EXERCISE AIM: In the entries below, find the lines that contain the word "正确的选项是" and copy them.

--- begin ---

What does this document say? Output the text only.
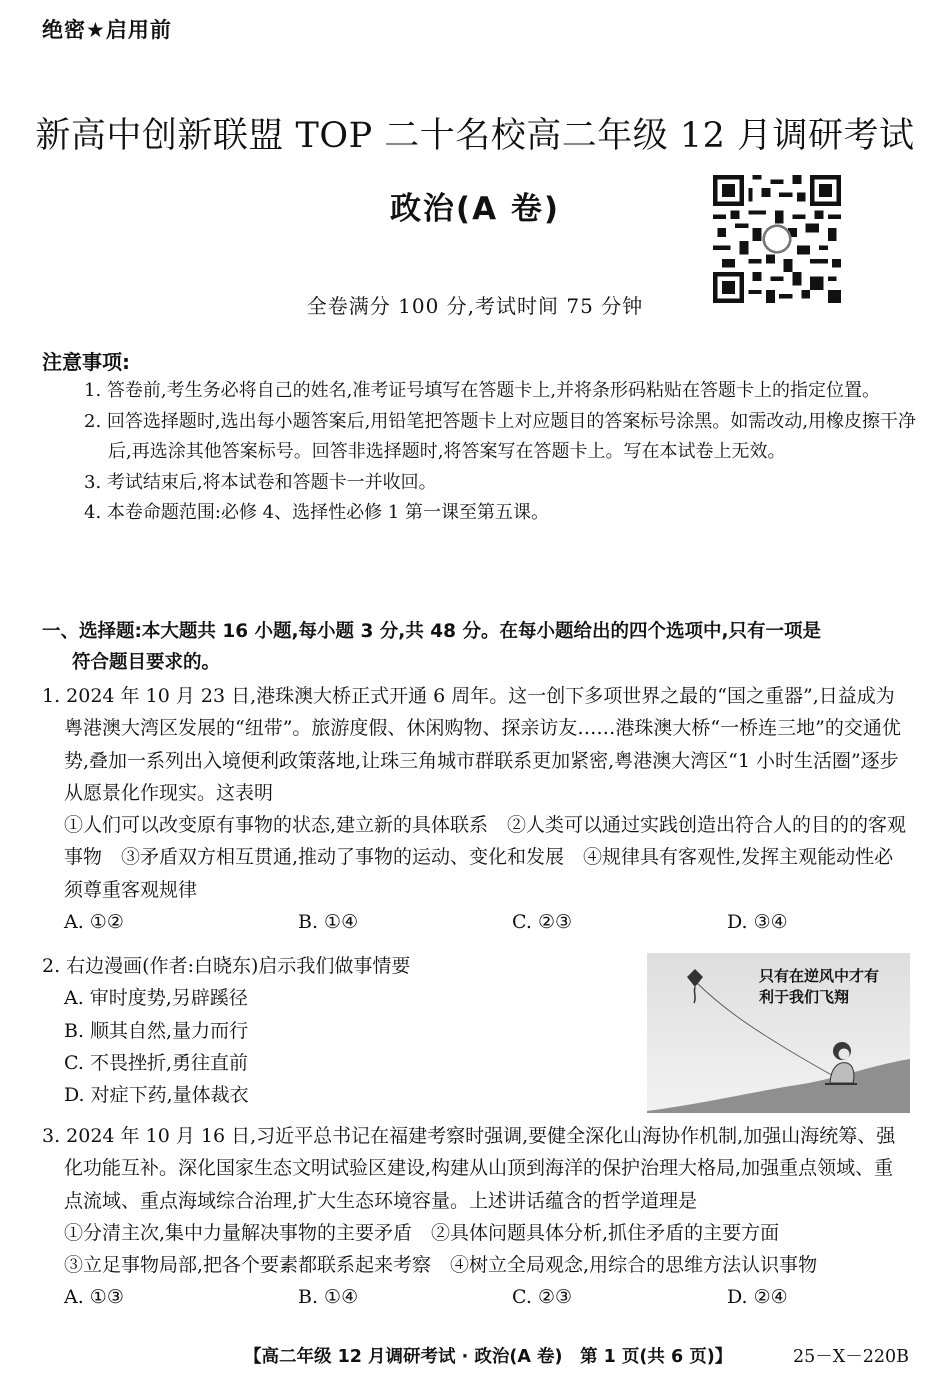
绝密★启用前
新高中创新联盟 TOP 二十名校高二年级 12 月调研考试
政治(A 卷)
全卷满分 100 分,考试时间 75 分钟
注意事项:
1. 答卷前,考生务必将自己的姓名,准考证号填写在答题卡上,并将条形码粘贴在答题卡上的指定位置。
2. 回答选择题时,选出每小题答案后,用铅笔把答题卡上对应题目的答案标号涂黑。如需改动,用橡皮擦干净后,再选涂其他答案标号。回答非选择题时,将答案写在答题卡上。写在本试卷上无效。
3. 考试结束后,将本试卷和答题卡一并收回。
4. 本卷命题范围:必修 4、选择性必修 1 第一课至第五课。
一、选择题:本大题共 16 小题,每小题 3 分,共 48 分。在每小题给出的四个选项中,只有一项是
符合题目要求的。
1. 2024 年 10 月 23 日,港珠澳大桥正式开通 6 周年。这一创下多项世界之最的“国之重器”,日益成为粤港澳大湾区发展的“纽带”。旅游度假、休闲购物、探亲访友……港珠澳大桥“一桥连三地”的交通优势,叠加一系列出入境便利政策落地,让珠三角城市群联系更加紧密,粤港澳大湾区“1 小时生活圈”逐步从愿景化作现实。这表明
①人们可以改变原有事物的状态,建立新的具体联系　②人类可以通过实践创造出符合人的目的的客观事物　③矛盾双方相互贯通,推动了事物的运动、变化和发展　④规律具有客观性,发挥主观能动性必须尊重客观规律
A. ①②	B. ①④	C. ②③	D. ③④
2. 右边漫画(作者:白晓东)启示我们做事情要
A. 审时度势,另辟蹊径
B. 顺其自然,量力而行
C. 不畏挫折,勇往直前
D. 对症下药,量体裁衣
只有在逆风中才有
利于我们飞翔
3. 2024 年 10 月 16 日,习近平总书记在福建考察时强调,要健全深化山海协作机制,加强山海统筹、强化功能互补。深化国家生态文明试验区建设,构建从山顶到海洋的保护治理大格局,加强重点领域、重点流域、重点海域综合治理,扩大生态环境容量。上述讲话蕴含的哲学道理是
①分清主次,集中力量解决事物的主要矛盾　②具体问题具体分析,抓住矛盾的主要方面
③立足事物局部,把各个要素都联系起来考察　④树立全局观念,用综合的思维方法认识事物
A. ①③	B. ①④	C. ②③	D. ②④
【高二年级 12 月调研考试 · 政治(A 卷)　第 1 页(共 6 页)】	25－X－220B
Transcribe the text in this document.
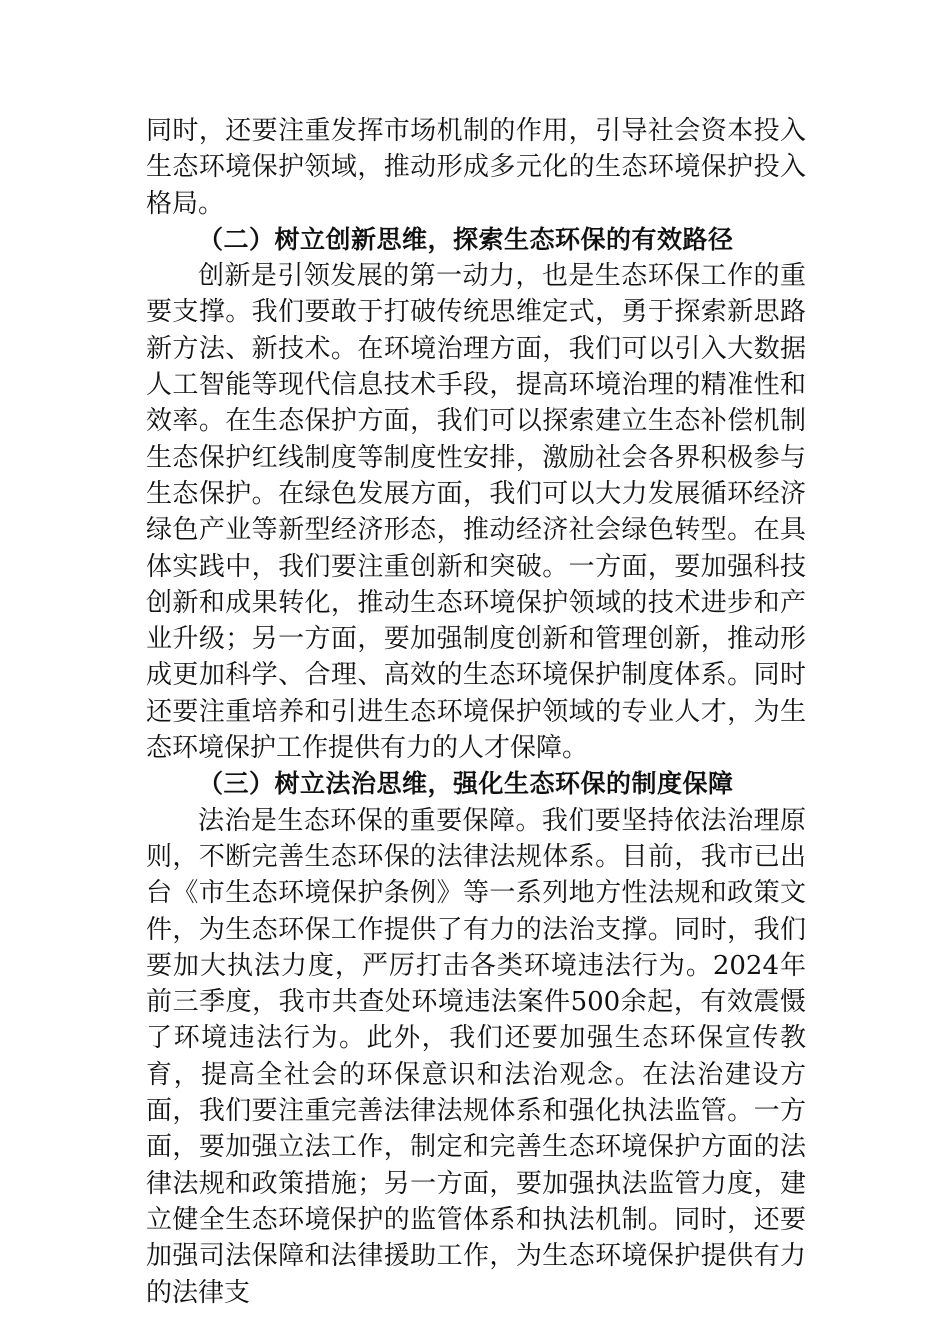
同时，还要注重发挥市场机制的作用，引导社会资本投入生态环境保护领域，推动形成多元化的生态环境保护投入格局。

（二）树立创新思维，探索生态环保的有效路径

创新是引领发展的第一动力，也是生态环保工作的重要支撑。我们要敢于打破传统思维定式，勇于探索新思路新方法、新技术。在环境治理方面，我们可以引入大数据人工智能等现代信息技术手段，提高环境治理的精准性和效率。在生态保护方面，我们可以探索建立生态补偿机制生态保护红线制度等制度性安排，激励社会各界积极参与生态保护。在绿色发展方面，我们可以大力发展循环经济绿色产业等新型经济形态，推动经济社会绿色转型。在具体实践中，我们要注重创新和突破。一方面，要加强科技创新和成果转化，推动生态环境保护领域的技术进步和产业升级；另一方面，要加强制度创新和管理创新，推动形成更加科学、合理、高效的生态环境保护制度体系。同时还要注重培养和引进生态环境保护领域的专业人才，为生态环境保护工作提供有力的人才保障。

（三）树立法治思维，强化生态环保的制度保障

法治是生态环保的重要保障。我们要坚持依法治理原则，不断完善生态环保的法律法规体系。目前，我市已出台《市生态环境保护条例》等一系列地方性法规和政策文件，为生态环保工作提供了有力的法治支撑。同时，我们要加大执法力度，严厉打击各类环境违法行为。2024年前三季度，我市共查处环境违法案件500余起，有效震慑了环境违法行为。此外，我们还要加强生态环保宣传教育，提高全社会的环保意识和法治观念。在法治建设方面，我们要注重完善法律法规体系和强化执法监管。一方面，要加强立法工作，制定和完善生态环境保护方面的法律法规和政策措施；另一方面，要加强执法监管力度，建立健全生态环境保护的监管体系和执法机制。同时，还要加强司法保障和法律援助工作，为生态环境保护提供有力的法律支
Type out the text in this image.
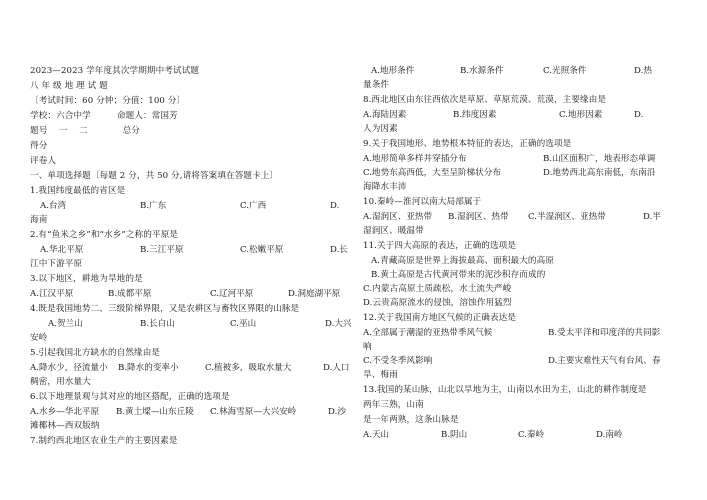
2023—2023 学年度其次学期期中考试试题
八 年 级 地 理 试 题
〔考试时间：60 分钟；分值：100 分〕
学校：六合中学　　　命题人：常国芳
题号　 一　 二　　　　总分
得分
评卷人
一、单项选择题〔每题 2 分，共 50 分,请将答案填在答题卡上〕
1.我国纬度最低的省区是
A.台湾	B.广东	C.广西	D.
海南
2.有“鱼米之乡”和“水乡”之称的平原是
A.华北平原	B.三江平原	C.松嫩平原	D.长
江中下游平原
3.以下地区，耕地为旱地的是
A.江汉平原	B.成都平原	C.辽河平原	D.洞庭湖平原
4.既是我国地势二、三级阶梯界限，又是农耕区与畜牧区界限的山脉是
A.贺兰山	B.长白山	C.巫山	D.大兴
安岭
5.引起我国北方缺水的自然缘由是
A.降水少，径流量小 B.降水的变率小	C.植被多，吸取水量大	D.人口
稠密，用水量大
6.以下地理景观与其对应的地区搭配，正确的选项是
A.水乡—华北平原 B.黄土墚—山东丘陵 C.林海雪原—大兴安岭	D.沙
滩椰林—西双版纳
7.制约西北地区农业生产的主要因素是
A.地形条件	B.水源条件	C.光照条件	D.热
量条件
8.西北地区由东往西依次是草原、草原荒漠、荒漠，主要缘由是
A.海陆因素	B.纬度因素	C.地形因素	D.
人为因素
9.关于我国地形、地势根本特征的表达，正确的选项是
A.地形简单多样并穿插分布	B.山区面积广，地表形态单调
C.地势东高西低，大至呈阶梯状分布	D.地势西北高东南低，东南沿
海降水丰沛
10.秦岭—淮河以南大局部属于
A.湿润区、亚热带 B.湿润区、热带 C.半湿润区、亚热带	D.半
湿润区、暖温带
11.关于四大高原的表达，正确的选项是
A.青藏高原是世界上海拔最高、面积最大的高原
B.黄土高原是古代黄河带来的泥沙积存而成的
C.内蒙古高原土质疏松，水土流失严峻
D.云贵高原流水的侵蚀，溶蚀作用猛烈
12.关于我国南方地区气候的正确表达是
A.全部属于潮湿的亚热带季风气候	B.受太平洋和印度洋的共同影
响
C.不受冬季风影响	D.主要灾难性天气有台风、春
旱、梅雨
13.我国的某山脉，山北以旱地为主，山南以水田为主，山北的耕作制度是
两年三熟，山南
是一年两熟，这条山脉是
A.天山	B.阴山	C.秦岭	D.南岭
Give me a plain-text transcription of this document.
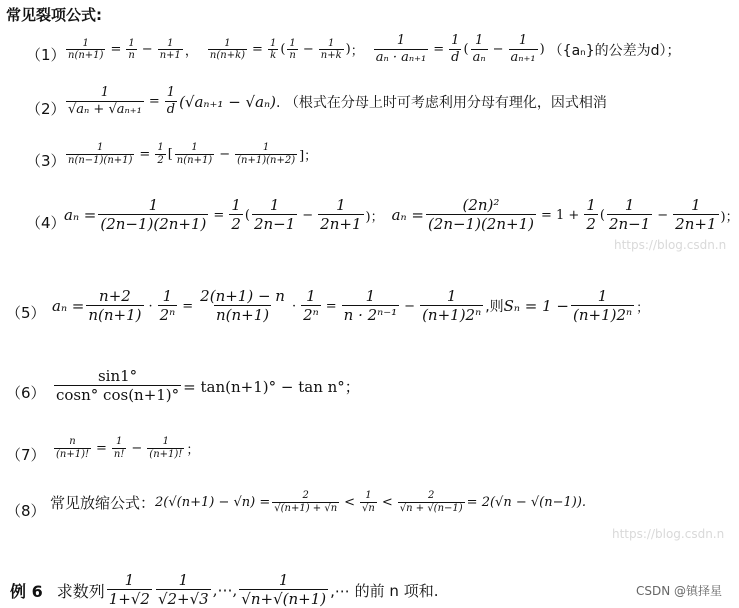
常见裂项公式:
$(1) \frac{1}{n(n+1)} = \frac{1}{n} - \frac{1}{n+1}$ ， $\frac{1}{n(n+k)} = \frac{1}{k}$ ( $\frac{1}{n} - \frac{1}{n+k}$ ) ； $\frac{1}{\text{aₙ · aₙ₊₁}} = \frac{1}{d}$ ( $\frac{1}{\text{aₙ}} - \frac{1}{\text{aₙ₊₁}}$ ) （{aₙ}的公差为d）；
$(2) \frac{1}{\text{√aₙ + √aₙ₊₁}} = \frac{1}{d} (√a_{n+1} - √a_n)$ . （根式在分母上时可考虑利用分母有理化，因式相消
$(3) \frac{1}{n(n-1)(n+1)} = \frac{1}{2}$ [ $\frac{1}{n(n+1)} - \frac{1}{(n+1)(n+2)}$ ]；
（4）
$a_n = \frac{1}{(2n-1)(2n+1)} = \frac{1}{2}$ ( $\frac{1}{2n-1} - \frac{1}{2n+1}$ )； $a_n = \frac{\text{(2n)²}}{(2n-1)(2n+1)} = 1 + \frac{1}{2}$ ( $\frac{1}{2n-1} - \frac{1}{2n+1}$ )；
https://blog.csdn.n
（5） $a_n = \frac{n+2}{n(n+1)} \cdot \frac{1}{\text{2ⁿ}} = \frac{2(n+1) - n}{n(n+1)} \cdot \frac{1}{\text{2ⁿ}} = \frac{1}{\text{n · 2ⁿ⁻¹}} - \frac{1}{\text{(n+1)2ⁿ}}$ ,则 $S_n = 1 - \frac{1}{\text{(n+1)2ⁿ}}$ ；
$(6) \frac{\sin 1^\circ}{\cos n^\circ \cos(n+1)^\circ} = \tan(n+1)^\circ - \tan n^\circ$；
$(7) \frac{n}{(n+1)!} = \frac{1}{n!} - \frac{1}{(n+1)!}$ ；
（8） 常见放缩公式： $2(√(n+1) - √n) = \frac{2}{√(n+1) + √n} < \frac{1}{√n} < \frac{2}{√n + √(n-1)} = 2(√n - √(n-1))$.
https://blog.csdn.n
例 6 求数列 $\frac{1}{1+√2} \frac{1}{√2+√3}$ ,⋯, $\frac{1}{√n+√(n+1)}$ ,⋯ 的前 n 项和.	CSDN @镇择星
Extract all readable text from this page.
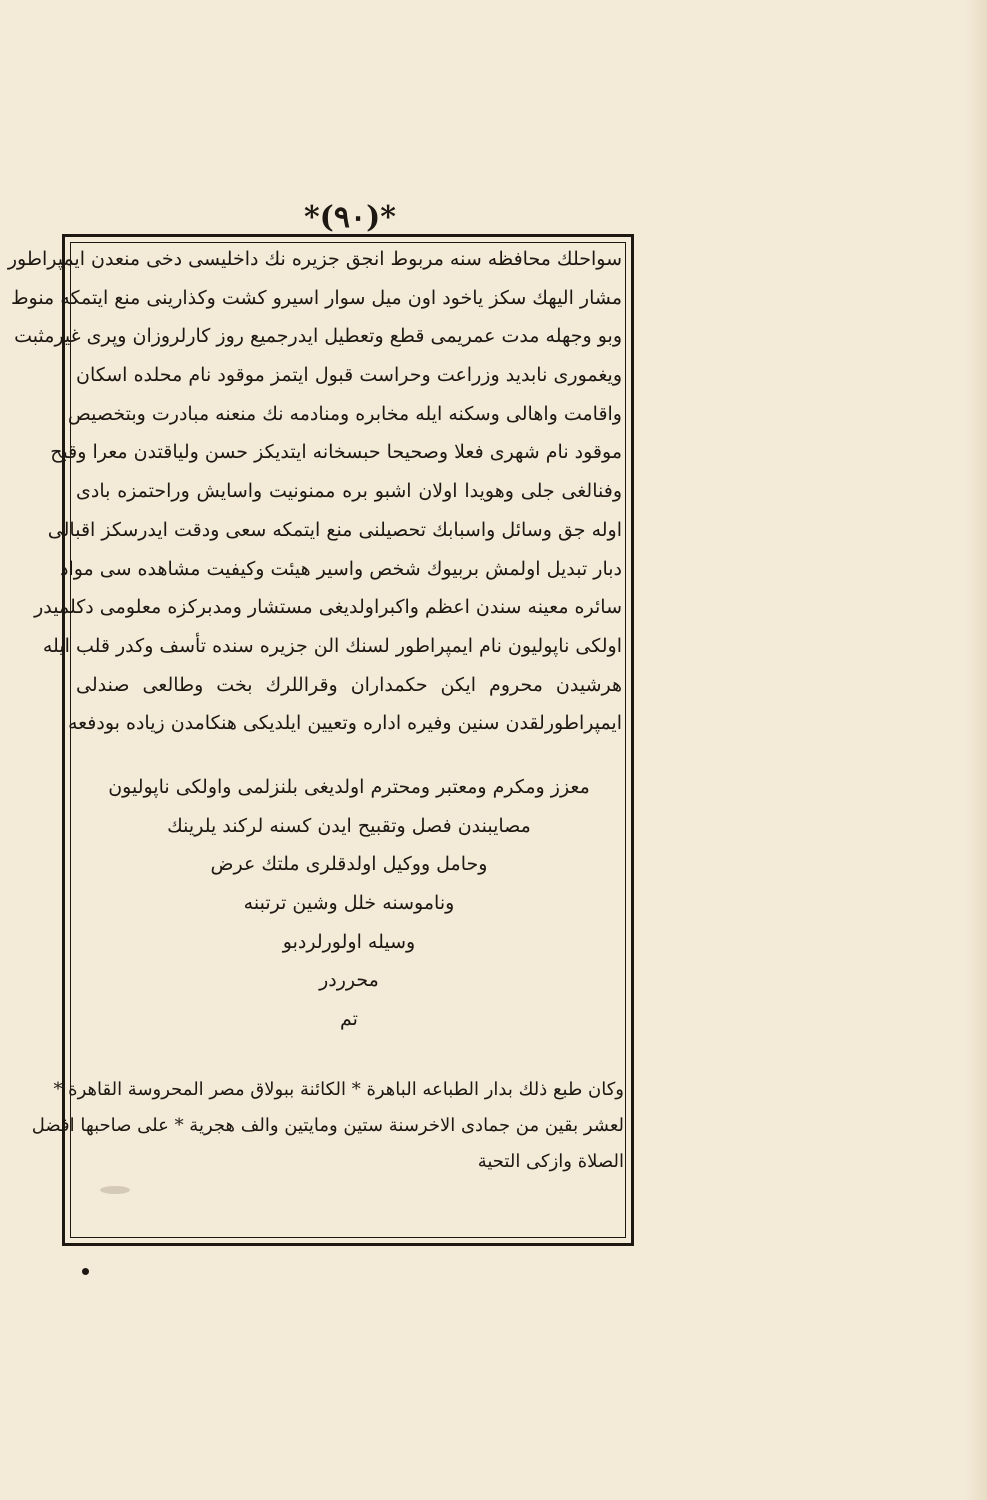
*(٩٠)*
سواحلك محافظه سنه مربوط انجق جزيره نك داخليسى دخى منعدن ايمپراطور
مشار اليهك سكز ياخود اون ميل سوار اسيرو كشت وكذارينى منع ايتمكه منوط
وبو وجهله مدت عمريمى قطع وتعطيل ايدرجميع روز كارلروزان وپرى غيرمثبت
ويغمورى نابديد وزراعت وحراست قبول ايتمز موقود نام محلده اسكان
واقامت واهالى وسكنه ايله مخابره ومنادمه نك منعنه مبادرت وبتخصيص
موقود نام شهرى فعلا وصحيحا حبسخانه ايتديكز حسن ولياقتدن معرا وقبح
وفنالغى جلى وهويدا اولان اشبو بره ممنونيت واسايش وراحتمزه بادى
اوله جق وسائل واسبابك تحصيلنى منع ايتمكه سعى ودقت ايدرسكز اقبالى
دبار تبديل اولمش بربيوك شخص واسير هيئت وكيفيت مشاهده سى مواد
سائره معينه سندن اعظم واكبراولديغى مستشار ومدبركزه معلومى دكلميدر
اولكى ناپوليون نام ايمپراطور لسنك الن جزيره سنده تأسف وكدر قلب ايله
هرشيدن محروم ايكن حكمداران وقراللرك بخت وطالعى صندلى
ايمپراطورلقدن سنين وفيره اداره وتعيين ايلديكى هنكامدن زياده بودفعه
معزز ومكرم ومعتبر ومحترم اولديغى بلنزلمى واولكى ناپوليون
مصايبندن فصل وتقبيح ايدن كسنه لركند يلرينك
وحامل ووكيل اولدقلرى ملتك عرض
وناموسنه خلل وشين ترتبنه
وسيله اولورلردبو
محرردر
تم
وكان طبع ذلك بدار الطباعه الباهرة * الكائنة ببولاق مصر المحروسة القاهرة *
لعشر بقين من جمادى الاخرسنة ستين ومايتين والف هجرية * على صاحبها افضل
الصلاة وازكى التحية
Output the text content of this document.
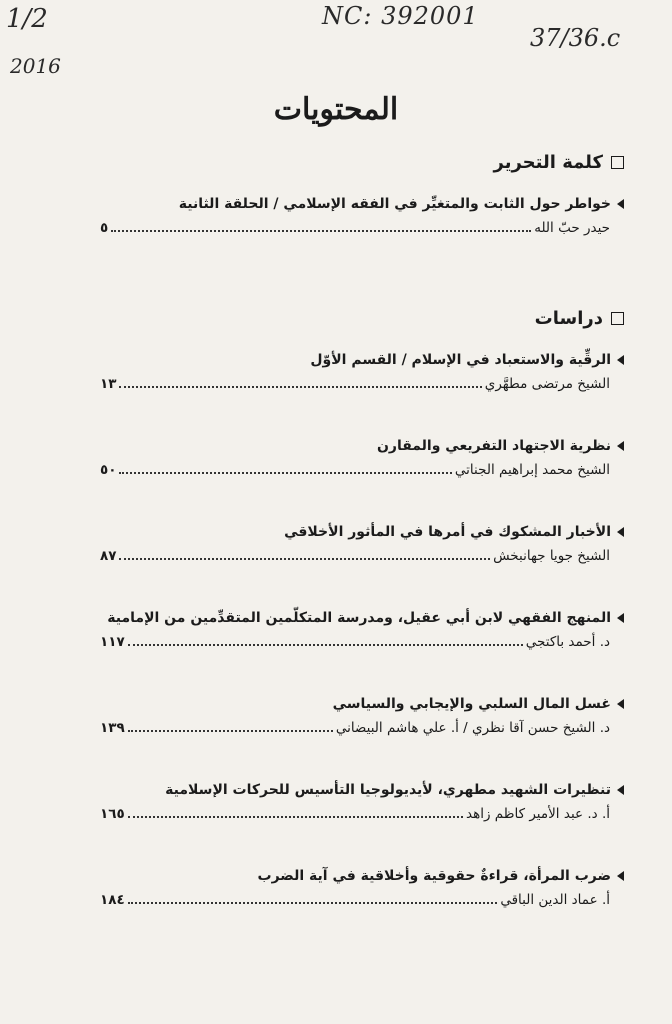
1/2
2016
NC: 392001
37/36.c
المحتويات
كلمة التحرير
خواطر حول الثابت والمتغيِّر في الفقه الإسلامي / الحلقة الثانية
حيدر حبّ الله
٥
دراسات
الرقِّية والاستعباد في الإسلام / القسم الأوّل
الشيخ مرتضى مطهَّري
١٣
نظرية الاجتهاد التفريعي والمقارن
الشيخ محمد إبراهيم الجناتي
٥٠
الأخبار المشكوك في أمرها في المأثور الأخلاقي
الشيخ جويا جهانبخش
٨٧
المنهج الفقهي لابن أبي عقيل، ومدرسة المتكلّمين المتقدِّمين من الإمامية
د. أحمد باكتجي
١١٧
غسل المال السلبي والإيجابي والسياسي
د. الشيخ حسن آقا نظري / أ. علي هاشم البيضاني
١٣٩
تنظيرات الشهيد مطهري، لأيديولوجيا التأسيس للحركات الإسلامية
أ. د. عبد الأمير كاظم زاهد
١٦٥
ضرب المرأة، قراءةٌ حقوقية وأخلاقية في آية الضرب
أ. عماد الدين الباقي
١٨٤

--- end ---

PROBLEM SOLUTION:
6.以下地理景观与其对应的地区搭配，正确的选项是
9.关于我国地形、地势根本特征的表达，正确的选项是
11.关于四大高原的表达，正确的选项是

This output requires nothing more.